## [WHAT TO PRODUCE]
Go through the material below and copy all lines with "xlabel".

## [INFORMATION PROVIDED]
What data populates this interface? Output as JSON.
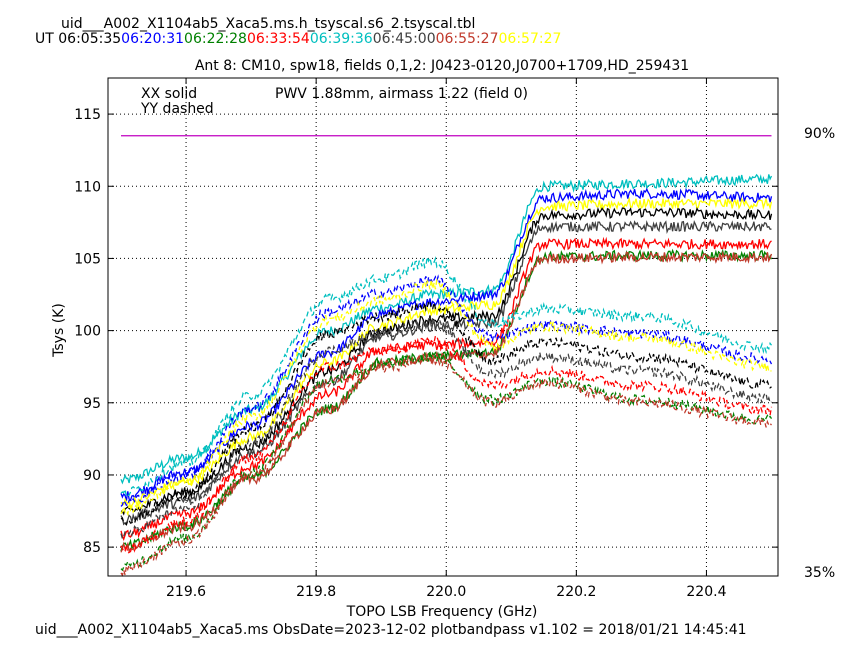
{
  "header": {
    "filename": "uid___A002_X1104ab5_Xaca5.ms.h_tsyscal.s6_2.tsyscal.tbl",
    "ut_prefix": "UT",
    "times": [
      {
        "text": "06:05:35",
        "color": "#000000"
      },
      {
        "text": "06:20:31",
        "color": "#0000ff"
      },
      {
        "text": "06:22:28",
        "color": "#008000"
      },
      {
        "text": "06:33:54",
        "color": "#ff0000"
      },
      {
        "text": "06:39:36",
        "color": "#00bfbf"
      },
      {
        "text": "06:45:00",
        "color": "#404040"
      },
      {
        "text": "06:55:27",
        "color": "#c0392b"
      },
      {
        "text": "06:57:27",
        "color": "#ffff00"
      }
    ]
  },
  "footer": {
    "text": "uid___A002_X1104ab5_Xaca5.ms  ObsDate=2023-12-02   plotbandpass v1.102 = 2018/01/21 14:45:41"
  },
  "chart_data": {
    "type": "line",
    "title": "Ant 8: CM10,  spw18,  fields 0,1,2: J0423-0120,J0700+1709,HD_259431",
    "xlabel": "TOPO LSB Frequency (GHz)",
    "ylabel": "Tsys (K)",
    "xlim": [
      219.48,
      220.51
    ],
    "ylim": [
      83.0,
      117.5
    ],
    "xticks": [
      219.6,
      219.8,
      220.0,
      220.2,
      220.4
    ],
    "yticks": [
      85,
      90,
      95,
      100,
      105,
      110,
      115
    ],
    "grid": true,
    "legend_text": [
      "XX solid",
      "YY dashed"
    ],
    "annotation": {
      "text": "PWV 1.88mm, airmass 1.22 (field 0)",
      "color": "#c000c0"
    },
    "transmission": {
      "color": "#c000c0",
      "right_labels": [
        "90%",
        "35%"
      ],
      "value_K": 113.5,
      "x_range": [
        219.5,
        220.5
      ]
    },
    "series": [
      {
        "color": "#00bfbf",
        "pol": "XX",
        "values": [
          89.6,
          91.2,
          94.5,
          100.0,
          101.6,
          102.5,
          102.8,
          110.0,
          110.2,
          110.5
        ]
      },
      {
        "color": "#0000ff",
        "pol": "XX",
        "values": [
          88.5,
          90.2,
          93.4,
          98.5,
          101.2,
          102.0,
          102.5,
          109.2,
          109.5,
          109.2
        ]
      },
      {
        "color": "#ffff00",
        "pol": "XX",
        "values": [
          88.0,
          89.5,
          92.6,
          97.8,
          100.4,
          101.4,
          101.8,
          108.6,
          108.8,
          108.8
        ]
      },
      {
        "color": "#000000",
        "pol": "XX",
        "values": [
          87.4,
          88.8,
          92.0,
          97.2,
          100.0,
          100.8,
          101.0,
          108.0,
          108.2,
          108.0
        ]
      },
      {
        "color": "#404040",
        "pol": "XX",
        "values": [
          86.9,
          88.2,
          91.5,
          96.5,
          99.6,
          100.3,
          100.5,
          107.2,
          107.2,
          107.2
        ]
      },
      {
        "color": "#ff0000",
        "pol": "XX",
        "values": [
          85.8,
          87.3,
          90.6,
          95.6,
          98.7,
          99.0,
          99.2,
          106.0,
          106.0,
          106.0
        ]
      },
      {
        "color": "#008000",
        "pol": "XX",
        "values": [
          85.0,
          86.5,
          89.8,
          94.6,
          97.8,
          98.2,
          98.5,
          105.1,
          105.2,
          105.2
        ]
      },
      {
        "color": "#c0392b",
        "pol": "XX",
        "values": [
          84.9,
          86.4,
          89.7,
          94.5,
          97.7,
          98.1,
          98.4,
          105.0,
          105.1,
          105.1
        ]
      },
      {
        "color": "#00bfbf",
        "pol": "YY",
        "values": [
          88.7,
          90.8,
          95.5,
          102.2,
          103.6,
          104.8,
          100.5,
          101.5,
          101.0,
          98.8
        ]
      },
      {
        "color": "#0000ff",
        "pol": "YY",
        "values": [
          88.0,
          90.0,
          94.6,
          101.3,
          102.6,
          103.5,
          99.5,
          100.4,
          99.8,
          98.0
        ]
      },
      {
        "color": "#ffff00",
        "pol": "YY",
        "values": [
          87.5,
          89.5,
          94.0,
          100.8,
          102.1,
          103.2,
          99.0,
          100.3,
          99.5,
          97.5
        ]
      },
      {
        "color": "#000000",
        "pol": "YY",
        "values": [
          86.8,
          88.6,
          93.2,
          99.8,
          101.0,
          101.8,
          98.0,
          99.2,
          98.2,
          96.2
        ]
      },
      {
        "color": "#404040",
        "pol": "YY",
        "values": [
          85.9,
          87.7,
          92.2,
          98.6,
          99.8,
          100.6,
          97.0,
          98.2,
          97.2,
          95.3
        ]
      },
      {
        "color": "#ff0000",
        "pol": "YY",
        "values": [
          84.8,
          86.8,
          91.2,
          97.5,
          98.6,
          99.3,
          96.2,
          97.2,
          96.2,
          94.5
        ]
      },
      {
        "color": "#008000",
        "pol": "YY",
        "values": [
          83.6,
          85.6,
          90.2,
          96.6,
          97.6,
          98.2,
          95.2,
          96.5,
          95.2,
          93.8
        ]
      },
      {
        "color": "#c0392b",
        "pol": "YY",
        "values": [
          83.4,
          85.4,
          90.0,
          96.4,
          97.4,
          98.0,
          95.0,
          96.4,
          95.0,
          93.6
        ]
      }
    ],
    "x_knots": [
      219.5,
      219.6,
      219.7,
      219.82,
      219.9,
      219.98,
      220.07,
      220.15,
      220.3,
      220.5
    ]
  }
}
...
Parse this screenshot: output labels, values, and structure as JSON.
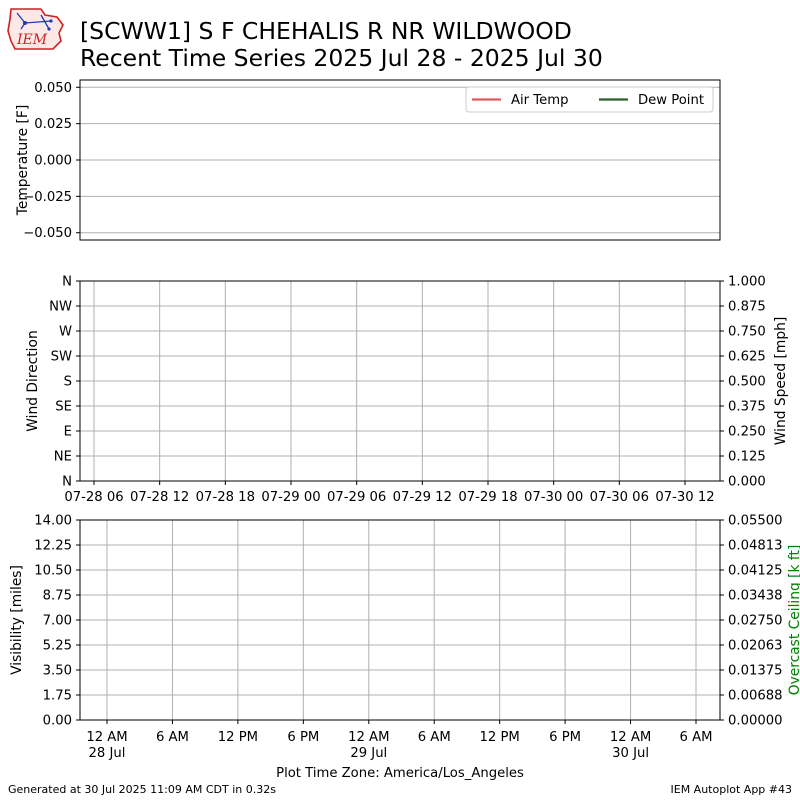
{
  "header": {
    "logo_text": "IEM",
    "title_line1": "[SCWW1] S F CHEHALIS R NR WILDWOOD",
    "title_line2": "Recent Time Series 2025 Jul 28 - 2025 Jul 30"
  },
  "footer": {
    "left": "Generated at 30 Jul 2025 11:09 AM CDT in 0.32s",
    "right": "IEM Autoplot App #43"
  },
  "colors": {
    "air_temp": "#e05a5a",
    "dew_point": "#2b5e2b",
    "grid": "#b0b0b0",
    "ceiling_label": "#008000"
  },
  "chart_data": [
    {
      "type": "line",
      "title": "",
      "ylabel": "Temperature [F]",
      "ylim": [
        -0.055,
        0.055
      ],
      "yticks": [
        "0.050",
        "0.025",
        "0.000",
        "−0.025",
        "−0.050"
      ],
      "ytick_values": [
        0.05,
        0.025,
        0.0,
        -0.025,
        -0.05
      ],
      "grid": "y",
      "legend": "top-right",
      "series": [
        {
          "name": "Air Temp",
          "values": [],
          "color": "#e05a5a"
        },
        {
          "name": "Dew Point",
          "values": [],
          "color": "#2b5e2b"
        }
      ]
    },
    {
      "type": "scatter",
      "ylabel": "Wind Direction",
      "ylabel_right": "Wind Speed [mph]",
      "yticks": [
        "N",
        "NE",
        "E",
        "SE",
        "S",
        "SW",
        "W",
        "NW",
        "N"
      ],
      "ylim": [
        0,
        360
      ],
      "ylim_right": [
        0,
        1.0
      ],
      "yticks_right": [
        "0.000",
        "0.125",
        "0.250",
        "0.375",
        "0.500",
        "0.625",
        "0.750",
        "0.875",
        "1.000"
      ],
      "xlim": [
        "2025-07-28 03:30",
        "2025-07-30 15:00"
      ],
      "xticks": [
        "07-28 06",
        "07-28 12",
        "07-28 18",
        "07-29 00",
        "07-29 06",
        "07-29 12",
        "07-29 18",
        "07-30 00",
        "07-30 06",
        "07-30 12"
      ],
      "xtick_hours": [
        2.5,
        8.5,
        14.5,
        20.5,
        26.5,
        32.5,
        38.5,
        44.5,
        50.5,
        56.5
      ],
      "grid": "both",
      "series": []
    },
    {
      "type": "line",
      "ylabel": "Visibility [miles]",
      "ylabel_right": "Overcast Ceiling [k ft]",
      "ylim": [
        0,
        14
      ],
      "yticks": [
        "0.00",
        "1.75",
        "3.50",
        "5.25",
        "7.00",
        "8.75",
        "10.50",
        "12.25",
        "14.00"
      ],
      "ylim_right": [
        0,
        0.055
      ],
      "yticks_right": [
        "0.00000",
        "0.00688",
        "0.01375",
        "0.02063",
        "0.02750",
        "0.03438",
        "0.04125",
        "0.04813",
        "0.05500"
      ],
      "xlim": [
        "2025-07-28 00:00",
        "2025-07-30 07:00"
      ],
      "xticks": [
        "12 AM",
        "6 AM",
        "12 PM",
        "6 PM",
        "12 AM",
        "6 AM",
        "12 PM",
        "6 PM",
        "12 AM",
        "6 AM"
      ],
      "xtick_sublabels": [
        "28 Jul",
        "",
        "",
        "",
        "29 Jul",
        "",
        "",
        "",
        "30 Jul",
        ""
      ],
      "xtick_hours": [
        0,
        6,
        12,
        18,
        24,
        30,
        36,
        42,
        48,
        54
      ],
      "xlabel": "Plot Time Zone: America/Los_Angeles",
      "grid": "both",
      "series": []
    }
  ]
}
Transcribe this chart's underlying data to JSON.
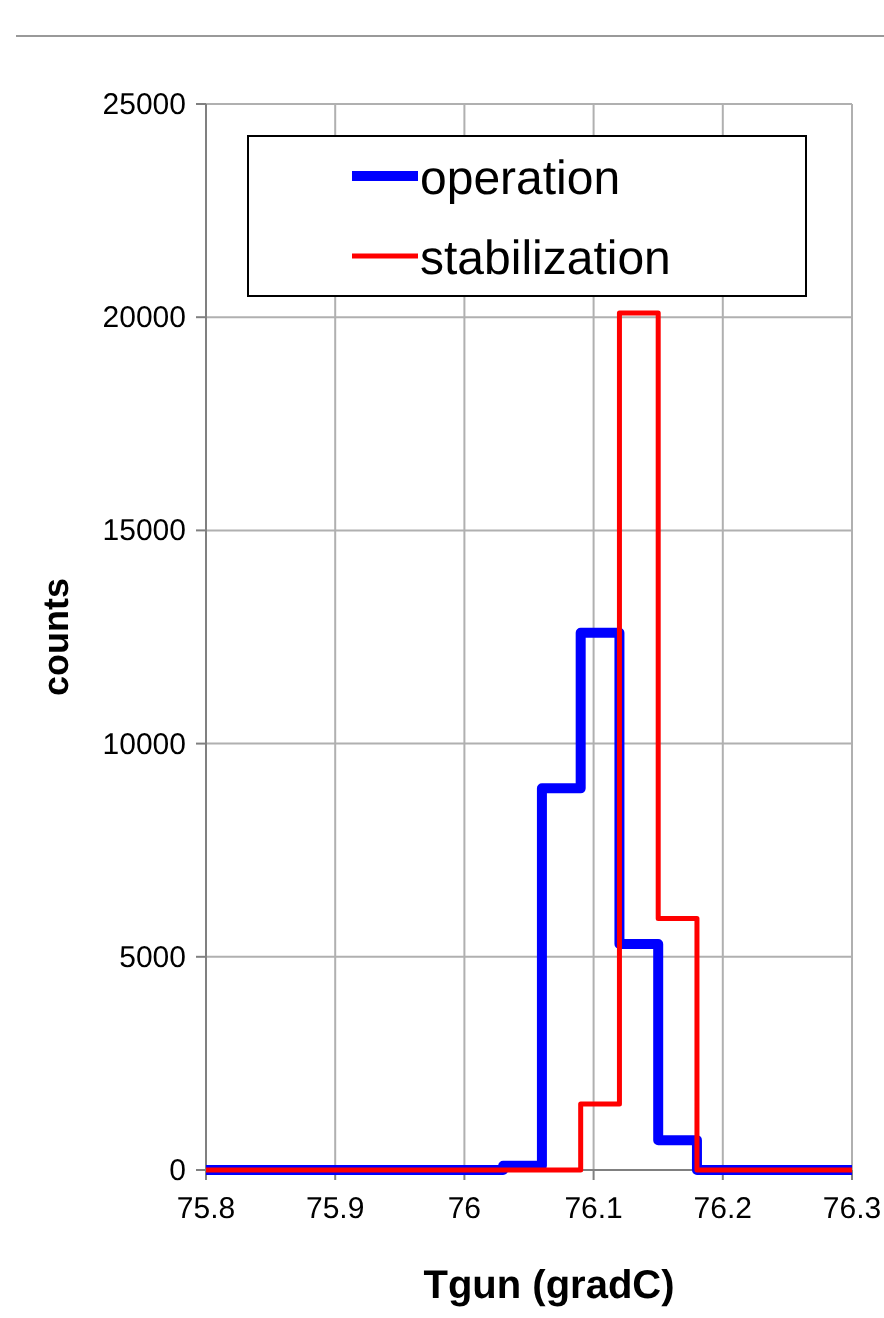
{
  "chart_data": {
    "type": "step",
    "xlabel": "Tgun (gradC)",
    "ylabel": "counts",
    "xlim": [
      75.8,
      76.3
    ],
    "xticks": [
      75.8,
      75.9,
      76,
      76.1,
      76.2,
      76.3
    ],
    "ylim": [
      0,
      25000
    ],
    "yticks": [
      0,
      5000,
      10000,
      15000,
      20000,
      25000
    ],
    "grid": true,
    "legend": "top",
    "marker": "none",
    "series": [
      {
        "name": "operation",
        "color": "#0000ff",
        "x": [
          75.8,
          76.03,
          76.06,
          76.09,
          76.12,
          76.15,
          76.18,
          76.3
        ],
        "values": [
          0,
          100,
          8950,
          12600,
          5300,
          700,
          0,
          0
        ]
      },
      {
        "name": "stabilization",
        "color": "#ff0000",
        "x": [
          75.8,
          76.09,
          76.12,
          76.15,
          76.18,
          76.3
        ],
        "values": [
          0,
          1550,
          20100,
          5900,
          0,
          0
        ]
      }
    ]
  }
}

## [RESULT OF THE EXERCISE]
    "xlabel": "TOPO LSB Frequency (GHz)",
      "xlabel": "Plot Time Zone: America/Los_Angeles",
    "xlabel": "Tgun (gradC)",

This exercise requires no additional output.